#### Task input

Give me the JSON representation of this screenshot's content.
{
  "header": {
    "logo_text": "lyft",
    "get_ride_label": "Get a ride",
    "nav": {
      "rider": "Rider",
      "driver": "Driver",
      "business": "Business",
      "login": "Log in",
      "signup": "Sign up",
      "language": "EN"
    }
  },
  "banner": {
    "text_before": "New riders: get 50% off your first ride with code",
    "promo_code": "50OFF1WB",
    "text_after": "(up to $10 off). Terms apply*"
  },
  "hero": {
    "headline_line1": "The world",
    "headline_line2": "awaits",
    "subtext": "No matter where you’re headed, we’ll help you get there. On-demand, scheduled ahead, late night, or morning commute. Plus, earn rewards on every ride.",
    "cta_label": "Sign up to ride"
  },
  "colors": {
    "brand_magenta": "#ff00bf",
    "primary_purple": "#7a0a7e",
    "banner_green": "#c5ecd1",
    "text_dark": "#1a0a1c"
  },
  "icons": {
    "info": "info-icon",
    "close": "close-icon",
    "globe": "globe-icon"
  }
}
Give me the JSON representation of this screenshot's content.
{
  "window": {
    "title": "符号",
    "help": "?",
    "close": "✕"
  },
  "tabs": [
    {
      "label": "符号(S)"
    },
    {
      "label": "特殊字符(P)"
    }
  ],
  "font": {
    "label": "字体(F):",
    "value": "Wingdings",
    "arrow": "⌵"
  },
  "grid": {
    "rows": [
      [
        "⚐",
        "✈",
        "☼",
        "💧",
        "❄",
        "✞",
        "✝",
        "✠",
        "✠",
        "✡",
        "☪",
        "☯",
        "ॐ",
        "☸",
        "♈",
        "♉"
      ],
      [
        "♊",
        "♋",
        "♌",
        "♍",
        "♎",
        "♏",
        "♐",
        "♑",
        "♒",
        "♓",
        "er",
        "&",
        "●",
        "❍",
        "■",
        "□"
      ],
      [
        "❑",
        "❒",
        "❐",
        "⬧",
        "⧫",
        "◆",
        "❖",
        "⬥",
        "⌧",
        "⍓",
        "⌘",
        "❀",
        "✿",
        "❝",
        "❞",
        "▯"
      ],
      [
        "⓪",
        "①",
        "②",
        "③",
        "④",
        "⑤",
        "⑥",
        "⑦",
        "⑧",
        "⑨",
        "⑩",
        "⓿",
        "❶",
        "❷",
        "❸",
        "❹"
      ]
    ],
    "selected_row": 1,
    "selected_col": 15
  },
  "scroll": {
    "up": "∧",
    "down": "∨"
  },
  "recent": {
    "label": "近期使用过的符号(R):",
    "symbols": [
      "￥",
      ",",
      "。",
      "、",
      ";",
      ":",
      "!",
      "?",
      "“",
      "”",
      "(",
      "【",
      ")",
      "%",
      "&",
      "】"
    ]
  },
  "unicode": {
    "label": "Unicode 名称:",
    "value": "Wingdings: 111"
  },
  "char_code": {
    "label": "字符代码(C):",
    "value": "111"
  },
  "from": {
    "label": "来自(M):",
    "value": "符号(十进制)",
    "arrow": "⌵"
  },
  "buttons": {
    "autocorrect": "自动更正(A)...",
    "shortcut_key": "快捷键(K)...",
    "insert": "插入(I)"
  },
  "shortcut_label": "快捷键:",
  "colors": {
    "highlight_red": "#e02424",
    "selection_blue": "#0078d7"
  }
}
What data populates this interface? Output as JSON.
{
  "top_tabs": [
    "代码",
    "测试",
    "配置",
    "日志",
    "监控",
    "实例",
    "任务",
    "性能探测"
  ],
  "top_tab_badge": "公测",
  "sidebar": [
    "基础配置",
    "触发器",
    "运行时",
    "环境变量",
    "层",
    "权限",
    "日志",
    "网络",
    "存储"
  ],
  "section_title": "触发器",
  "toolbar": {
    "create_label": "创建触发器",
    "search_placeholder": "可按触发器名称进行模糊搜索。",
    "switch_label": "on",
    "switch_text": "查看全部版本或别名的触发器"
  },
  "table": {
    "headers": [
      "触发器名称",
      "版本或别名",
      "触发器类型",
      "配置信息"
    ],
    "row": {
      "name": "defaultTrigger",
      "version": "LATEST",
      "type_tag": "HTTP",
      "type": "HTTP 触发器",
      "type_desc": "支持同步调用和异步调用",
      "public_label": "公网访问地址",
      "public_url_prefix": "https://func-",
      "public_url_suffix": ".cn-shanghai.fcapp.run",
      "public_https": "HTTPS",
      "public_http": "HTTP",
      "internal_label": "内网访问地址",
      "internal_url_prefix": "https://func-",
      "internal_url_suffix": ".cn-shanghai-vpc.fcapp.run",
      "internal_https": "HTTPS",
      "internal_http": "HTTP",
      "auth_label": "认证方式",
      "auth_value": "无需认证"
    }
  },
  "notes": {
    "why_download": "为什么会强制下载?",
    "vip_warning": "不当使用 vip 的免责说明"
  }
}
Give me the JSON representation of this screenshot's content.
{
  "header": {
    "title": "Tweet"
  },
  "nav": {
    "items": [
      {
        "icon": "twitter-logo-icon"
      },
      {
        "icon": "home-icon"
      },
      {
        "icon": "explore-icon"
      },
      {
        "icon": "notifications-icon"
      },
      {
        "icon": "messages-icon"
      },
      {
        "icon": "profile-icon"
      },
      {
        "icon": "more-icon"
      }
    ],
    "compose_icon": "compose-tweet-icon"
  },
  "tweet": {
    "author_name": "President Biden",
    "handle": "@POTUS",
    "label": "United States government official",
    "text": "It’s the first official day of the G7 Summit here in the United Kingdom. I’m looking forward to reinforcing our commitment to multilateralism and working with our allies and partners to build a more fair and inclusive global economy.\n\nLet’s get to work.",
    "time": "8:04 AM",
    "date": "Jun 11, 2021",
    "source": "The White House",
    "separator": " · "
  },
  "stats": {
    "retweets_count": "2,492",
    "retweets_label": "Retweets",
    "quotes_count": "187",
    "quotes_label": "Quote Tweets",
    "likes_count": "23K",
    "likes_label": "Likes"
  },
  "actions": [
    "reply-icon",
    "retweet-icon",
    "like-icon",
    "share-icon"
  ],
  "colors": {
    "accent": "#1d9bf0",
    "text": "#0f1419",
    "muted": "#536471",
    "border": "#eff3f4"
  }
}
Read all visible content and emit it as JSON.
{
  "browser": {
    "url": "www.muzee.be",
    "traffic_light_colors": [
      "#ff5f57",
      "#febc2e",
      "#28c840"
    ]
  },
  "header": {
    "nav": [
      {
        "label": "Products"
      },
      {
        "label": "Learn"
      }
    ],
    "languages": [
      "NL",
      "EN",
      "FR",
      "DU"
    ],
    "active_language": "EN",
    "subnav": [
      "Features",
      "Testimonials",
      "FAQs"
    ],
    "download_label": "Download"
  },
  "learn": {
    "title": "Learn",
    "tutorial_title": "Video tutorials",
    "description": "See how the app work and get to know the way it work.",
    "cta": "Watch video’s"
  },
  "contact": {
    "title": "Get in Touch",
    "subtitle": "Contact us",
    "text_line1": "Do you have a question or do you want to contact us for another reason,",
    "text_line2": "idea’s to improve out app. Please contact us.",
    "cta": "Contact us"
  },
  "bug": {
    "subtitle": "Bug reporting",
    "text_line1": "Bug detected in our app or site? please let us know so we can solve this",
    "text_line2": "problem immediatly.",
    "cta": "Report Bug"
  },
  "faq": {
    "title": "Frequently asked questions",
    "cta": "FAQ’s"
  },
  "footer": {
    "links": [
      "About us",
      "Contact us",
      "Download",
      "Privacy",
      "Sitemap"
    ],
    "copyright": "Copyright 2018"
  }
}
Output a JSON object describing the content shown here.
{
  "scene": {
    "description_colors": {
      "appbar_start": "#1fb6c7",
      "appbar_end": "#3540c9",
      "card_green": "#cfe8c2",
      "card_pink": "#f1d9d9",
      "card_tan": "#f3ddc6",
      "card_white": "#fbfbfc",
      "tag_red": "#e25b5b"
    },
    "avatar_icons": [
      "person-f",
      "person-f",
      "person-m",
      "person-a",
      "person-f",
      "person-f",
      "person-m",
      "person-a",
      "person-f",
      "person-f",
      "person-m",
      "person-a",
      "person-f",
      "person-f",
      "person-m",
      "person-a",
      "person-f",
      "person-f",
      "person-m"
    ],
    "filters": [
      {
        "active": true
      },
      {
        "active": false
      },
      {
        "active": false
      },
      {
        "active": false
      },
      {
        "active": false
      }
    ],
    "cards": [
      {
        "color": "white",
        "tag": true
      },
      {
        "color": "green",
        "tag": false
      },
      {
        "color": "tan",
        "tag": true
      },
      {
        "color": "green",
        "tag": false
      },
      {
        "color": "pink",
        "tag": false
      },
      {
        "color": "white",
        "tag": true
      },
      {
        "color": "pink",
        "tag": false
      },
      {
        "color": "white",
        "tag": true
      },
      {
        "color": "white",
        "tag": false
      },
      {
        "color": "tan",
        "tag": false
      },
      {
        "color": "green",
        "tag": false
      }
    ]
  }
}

########

**The exercise**
From the data above, copy each line where the string "more" appears.

**Full output**
        "icon": "more-icon"
    "text": "It’s the first official day of the G7 Summit here in the United Kingdom. I’m looking forward to reinforcing our commitment to multilateralism and working with our allies and partners to build a more fair and inclusive global economy.\n\nLet’s get to work.",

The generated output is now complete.